WRITTEN EXERCISE
Search the material below for the word "Φίλιπποι". Copy every line that has it.

DATA FOR PROCESSING
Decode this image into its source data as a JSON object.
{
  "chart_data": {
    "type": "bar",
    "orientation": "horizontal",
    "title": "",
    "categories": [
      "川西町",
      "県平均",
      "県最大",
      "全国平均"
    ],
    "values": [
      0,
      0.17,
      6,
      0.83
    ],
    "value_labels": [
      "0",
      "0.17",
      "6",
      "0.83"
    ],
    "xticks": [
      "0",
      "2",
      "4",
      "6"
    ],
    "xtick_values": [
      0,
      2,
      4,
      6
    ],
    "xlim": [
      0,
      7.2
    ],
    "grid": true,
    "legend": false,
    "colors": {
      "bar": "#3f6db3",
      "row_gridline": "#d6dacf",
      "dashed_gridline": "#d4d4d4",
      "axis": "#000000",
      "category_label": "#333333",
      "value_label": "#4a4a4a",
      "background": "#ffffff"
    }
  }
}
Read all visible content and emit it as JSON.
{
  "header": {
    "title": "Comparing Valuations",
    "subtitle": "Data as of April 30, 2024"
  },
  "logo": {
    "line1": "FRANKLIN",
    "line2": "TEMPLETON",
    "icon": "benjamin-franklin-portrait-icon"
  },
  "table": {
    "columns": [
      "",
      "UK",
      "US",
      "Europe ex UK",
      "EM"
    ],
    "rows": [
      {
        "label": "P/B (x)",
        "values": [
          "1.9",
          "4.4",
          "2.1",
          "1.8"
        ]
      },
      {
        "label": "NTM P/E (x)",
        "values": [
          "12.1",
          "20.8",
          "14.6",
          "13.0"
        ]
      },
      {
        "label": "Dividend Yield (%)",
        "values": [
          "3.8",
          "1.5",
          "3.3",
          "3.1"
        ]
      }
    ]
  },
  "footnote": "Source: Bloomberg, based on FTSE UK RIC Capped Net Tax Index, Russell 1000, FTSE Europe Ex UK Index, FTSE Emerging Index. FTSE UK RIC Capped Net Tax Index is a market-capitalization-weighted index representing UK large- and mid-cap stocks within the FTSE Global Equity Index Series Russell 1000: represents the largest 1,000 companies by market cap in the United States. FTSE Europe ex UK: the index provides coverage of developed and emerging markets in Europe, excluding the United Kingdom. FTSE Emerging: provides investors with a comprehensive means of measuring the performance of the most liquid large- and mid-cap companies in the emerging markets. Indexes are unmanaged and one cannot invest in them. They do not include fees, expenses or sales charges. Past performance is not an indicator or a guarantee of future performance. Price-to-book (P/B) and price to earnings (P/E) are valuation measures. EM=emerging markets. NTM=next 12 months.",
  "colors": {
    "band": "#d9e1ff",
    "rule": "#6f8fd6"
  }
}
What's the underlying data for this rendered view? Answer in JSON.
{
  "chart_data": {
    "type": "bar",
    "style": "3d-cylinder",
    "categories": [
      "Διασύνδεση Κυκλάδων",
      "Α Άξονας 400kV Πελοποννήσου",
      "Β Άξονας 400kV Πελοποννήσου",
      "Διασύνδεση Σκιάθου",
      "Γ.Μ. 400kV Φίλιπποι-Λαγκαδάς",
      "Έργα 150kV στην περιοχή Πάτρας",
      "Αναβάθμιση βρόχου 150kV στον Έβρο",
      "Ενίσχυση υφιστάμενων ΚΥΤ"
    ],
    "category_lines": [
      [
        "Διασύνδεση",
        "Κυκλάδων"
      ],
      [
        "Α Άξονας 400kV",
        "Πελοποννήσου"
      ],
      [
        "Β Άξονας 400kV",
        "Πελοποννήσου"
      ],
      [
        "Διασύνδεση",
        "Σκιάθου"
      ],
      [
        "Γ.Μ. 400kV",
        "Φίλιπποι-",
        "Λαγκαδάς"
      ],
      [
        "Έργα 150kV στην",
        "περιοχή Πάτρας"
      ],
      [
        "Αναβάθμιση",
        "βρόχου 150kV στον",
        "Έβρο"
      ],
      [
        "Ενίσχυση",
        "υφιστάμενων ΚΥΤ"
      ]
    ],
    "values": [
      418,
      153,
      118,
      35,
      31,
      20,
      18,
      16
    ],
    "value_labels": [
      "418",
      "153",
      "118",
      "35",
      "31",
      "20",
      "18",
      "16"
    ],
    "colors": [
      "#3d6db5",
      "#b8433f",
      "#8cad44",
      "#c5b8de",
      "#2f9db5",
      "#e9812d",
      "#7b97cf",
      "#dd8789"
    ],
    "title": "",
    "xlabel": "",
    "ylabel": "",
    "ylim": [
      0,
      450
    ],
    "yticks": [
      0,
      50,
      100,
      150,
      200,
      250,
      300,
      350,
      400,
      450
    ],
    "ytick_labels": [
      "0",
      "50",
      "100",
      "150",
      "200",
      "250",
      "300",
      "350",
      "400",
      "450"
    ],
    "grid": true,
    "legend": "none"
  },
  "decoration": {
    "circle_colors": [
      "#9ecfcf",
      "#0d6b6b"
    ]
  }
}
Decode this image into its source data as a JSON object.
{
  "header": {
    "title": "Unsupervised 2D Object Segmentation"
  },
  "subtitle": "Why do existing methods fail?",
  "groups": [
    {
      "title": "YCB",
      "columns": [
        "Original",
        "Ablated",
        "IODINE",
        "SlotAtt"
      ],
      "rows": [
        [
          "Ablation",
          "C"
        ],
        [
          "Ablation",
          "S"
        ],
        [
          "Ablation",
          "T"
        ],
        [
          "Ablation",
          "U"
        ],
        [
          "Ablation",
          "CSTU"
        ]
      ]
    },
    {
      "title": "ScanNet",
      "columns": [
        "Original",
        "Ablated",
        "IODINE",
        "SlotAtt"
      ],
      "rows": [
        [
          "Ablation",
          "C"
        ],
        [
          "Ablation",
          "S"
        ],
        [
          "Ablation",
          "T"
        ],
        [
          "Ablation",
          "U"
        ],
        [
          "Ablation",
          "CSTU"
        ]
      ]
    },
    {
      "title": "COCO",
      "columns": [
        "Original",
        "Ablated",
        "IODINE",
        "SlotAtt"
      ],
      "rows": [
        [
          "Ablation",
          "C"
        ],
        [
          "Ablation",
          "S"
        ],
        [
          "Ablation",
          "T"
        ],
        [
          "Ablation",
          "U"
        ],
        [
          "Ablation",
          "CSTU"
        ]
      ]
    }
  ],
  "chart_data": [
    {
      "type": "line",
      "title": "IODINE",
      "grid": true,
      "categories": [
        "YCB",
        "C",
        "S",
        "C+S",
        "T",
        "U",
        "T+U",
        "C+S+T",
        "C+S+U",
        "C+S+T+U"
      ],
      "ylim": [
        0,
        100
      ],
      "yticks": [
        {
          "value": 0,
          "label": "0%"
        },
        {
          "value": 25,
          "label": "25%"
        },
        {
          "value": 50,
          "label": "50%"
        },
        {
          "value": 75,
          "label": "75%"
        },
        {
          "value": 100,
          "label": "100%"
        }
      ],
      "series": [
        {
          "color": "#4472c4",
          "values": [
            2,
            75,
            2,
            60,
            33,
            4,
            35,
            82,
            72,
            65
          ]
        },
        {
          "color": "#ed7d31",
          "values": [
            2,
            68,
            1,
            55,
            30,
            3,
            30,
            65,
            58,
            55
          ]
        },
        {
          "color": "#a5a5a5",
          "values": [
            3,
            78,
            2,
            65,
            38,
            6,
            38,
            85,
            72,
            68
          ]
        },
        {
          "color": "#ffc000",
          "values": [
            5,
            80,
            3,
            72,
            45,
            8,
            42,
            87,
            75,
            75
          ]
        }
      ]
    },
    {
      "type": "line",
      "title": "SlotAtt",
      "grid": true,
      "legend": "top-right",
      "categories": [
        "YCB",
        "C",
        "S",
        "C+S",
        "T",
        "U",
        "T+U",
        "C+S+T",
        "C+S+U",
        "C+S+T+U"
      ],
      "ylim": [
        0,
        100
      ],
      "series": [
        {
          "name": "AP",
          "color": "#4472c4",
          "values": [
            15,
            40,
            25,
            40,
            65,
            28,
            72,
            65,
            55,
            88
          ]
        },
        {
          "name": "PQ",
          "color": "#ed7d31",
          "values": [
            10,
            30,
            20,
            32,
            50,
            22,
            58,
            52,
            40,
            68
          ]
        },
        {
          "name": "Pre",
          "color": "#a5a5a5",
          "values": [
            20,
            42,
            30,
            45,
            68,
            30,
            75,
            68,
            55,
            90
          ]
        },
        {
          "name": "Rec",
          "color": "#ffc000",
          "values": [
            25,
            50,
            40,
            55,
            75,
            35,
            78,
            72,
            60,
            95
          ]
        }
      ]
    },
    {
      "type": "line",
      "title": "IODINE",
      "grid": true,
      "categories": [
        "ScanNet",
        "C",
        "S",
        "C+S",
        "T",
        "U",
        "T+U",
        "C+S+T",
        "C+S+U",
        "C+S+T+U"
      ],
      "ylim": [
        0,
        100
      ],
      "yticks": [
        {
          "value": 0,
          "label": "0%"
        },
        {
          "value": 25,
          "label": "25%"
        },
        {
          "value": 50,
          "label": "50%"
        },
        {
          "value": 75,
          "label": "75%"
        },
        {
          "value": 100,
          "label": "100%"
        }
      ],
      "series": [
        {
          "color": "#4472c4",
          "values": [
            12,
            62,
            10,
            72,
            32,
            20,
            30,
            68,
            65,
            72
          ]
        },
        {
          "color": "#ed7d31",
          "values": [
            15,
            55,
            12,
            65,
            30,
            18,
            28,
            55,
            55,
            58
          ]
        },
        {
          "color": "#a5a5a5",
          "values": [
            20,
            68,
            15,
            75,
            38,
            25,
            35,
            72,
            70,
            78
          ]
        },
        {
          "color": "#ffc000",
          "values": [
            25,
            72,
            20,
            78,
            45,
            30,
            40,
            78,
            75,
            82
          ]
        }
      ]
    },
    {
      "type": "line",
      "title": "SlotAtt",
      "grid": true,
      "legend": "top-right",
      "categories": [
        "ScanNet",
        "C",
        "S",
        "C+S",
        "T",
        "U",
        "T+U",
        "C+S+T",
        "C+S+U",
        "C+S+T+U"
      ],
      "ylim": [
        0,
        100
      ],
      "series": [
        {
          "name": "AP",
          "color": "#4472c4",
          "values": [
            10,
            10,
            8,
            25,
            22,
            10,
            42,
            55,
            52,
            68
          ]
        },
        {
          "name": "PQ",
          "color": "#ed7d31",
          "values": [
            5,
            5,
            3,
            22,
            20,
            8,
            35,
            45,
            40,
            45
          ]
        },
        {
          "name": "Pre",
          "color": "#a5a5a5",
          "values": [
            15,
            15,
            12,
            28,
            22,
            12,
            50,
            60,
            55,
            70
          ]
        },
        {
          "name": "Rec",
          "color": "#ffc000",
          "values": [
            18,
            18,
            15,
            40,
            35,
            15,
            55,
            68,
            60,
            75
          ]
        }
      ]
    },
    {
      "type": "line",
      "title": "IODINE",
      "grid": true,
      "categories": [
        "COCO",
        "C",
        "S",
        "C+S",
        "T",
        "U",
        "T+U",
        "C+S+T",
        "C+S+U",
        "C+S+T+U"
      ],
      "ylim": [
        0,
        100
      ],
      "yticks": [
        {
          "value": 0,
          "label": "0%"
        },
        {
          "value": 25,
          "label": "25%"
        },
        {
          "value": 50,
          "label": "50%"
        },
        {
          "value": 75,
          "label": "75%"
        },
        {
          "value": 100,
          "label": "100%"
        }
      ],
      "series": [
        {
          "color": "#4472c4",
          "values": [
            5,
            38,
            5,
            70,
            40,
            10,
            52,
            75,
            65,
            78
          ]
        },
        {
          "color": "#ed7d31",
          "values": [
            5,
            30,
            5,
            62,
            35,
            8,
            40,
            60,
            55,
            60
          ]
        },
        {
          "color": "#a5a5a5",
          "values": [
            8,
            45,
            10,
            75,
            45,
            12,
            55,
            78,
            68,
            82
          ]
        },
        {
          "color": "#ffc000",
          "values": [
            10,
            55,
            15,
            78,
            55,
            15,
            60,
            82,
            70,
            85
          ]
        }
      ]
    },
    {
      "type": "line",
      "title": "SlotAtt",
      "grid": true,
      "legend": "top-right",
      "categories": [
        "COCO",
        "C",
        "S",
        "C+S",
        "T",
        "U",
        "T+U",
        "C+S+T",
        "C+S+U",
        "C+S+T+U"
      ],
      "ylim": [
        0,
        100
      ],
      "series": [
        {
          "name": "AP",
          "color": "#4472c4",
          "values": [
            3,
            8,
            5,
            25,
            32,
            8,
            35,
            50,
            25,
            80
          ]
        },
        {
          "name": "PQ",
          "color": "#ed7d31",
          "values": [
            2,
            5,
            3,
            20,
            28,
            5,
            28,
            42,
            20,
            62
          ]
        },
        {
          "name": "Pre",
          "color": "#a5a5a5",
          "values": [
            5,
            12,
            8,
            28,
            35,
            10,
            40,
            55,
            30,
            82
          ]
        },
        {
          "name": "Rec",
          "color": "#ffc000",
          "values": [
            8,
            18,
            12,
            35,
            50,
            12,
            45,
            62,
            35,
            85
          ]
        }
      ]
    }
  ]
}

EXERCISE ANSWER
      "Γ.Μ. 400kV Φίλιπποι-Λαγκαδάς",
        "Φίλιπποι-",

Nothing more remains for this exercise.